Your task is to copy each line that has the word "content".

··· Dataset entries ···

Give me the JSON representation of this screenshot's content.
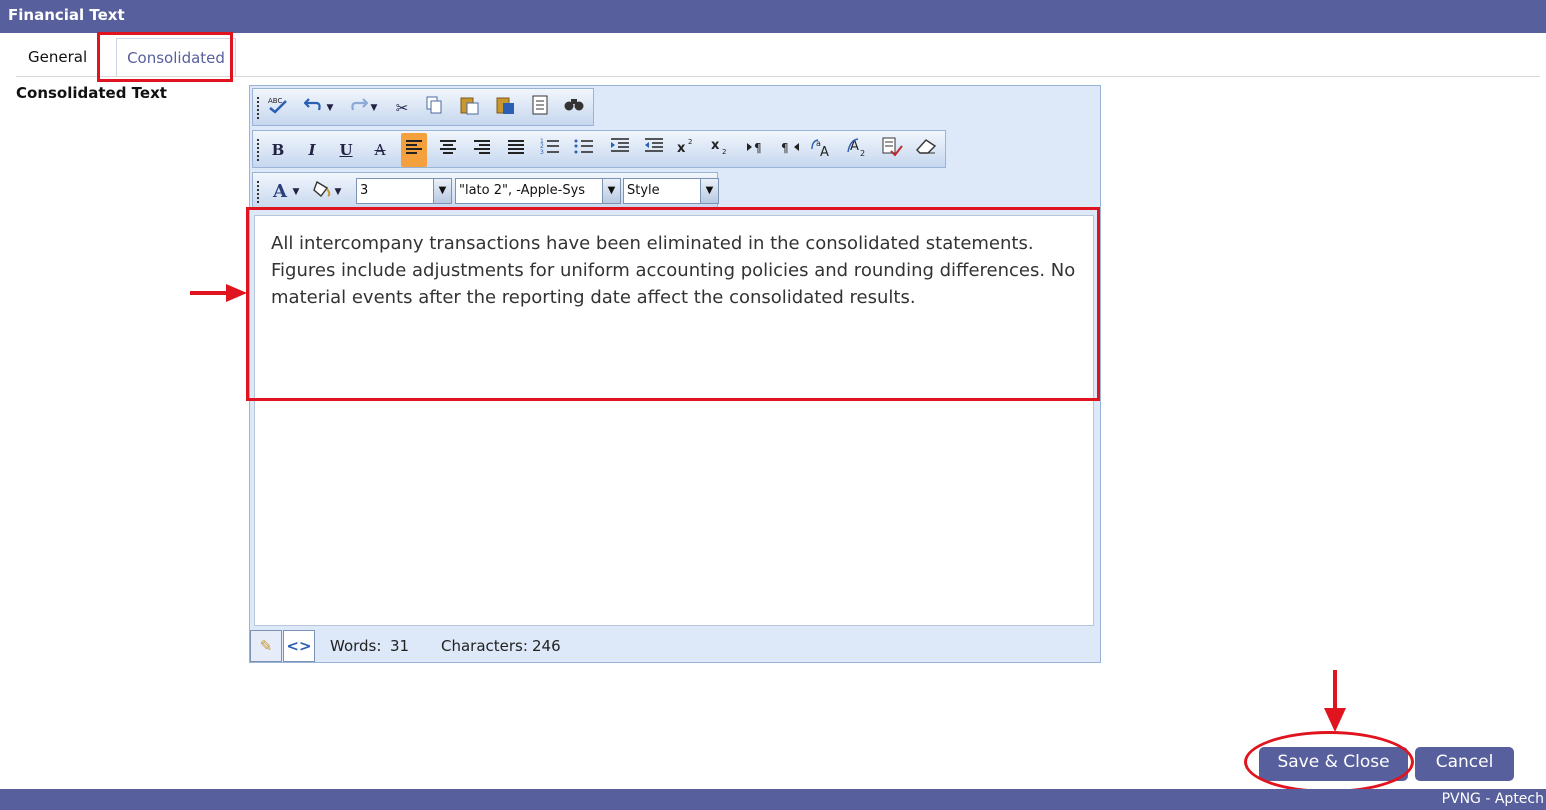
{
  "window": {
    "title": "Financial Text"
  },
  "tabs": [
    {
      "label": "General"
    },
    {
      "label": "Consolidated"
    }
  ],
  "field": {
    "label": "Consolidated Text"
  },
  "toolbar": {
    "font_size": "3",
    "font_family": "\"lato 2\", -Apple-Sys",
    "style": "Style",
    "bold": "B",
    "italic": "I",
    "underline": "U",
    "strike": "A",
    "font_color": "A"
  },
  "editor": {
    "content": "All intercompany transactions have been eliminated in the consolidated statements. Figures include adjustments for uniform accounting policies and rounding differences. No material events after the reporting date affect the consolidated results.",
    "words_label": "Words:",
    "words_value": "31",
    "chars_label": "Characters:",
    "chars_value": "246"
  },
  "buttons": {
    "save": "Save & Close",
    "cancel": "Cancel"
  },
  "footer": {
    "text": "PVNG - Aptech"
  },
  "colors": {
    "brand": "#575f9c",
    "highlight": "#e0141e",
    "active_tool": "#f4a03c"
  }
}
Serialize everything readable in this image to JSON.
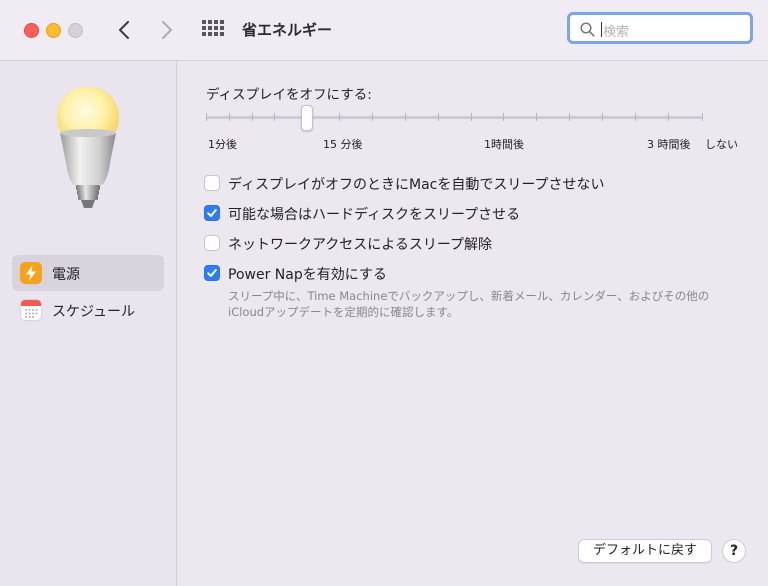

···

_Output of the exercise_:
Give me the JSON representation of this screenshot's content.
    "content": "All intercompany transactions have been eliminated in the consolidated statements. Figures include adjustments for uniform accounting policies and rounding differences. No material events after the reporting date affect the consolidated results.",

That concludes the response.